== Listed entries

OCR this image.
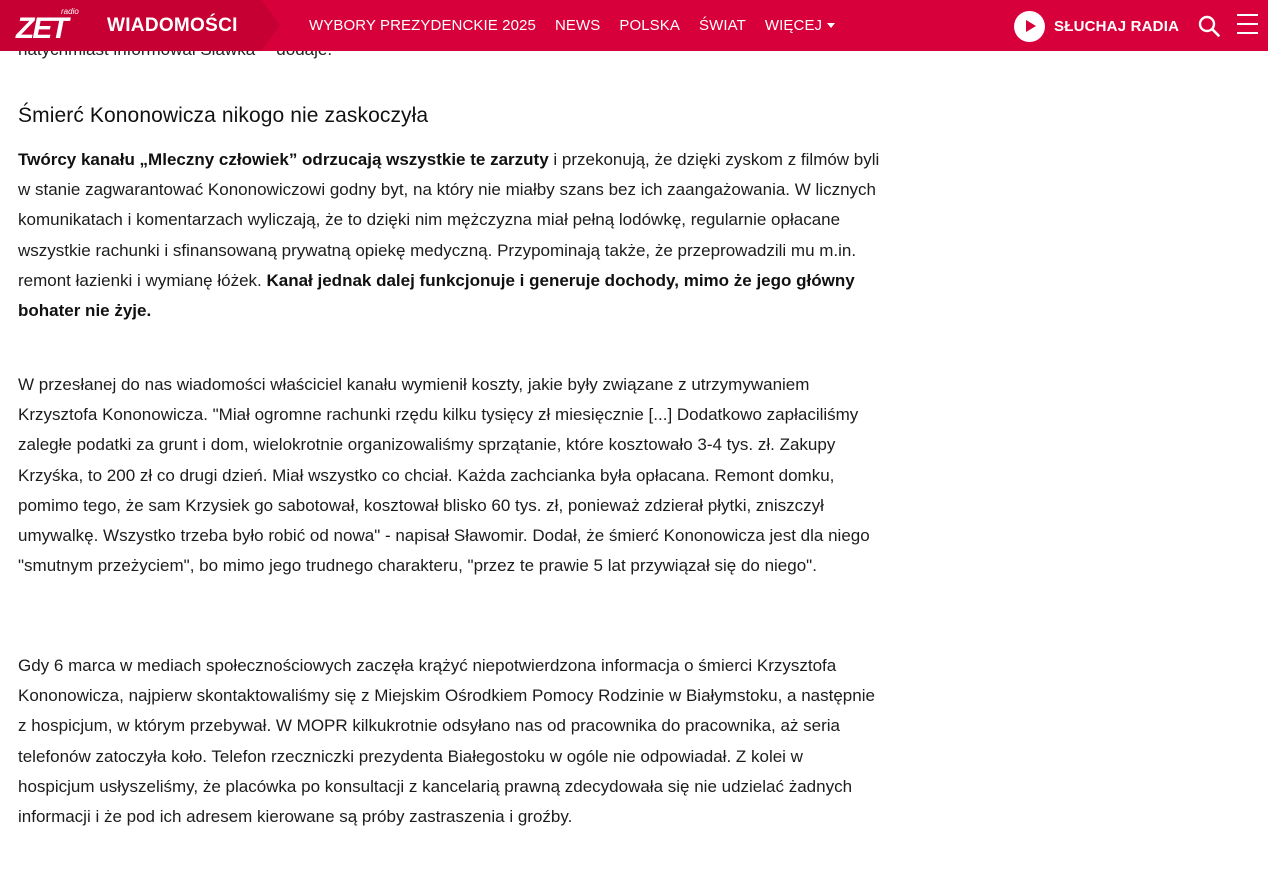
ZET
radio
WIADOMOŚCI	WYBORY PREZYDENCKIE 2025 NEWS POLSKA ŚWIAT WIĘCEJ	SŁUCHAJ RADIA
Śmierć Kononowicza nikogo nie zaskoczyła

Twórcy kanału „Mleczny człowiek” odrzucają wszystkie te zarzuty i przekonują, że dzięki zyskom z filmów byli w stanie zagwarantować Kononowiczowi godny byt, na który nie miałby szans bez ich zaangażowania. W licznych komunikatach i komentarzach wyliczają, że to dzięki nim mężczyzna miał pełną lodówkę, regularnie opłacane wszystkie rachunki i sfinansowaną prywatną opiekę medyczną. Przypominają także, że przeprowadzili mu m.in. remont łazienki i wymianę łóżek. Kanał jednak dalej funkcjonuje i generuje dochody, mimo że jego główny bohater nie żyje.

W przesłanej do nas wiadomości właściciel kanału wymienił koszty, jakie były związane z utrzymywaniem Krzysztofa Kononowicza. "Miał ogromne rachunki rzędu kilku tysięcy zł miesięcznie [...] Dodatkowo zapłaciliśmy zaległe podatki za grunt i dom, wielokrotnie organizowaliśmy sprzątanie, które kosztowało 3-4 tys. zł. Zakupy Krzyśka, to 200 zł co drugi dzień. Miał wszystko co chciał. Każda zachcianka była opłacana. Remont domku, pomimo tego, że sam Krzysiek go sabotował, kosztował blisko 60 tys. zł, ponieważ zdzierał płytki, zniszczył umywalkę. Wszystko trzeba było robić od nowa" - napisał Sławomir. Dodał, że śmierć Kononowicza jest dla niego "smutnym przeżyciem", bo mimo jego trudnego charakteru, "przez te prawie 5 lat przywiązał się do niego".

Gdy 6 marca w mediach społecznościowych zaczęła krążyć niepotwierdzona informacja o śmierci Krzysztofa Kononowicza, najpierw skontaktowaliśmy się z Miejskim Ośrodkiem Pomocy Rodzinie w Białymstoku, a następnie z hospicjum, w którym przebywał. W MOPR kilkukrotnie odsyłano nas od pracownika do pracownika, aż seria telefonów zatoczyła koło. Telefon rzeczniczki prezydenta Białegostoku w ogóle nie odpowiadał. Z kolei w hospicjum usłyszeliśmy, że placówka po konsultacji z kancelarią prawną zdecydowała się nie udzielać żadnych informacji i że pod ich adresem kierowane są próby zastraszenia i groźby.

====

■ **What is needed**: Copy the material exactly. Do not include the pictures.

■ **Response below**:
OCR this image.
ZET
radio
WIADOMOŚCI	WYBORY PREZYDENCKIE 2025 NEWS POLSKA ŚWIAT WIĘCEJ	SŁUCHAJ RADIA
Śmierć Kononowicza nikogo nie zaskoczyła

Twórcy kanału „Mleczny człowiek” odrzucają wszystkie te zarzuty i przekonują, że dzięki zyskom z filmów byli w stanie zagwarantować Kononowiczowi godny byt, na który nie miałby szans bez ich zaangażowania. W licznych komunikatach i komentarzach wyliczają, że to dzięki nim mężczyzna miał pełną lodówkę, regularnie opłacane wszystkie rachunki i sfinansowaną prywatną opiekę medyczną. Przypominają także, że przeprowadzili mu m.in. remont łazienki i wymianę łóżek. Kanał jednak dalej funkcjonuje i generuje dochody, mimo że jego główny bohater nie żyje.

W przesłanej do nas wiadomości właściciel kanału wymienił koszty, jakie były związane z utrzymywaniem Krzysztofa Kononowicza. "Miał ogromne rachunki rzędu kilku tysięcy zł miesięcznie [...] Dodatkowo zapłaciliśmy zaległe podatki za grunt i dom, wielokrotnie organizowaliśmy sprzątanie, które kosztowało 3-4 tys. zł. Zakupy Krzyśka, to 200 zł co drugi dzień. Miał wszystko co chciał. Każda zachcianka była opłacana. Remont domku, pomimo tego, że sam Krzysiek go sabotował, kosztował blisko 60 tys. zł, ponieważ zdzierał płytki, zniszczył umywalkę. Wszystko trzeba było robić od nowa" - napisał Sławomir. Dodał, że śmierć Kononowicza jest dla niego "smutnym przeżyciem", bo mimo jego trudnego charakteru, "przez te prawie 5 lat przywiązał się do niego".

Gdy 6 marca w mediach społecznościowych zaczęła krążyć niepotwierdzona informacja o śmierci Krzysztofa Kononowicza, najpierw skontaktowaliśmy się z Miejskim Ośrodkiem Pomocy Rodzinie w Białymstoku, a następnie z hospicjum, w którym przebywał. W MOPR kilkukrotnie odsyłano nas od pracownika do pracownika, aż seria telefonów zatoczyła koło. Telefon rzeczniczki prezydenta Białegostoku w ogóle nie odpowiadał. Z kolei w hospicjum usłyszeliśmy, że placówka po konsultacji z kancelarią prawną zdecydowała się nie udzielać żadnych informacji i że pod ich adresem kierowane są próby zastraszenia i groźby.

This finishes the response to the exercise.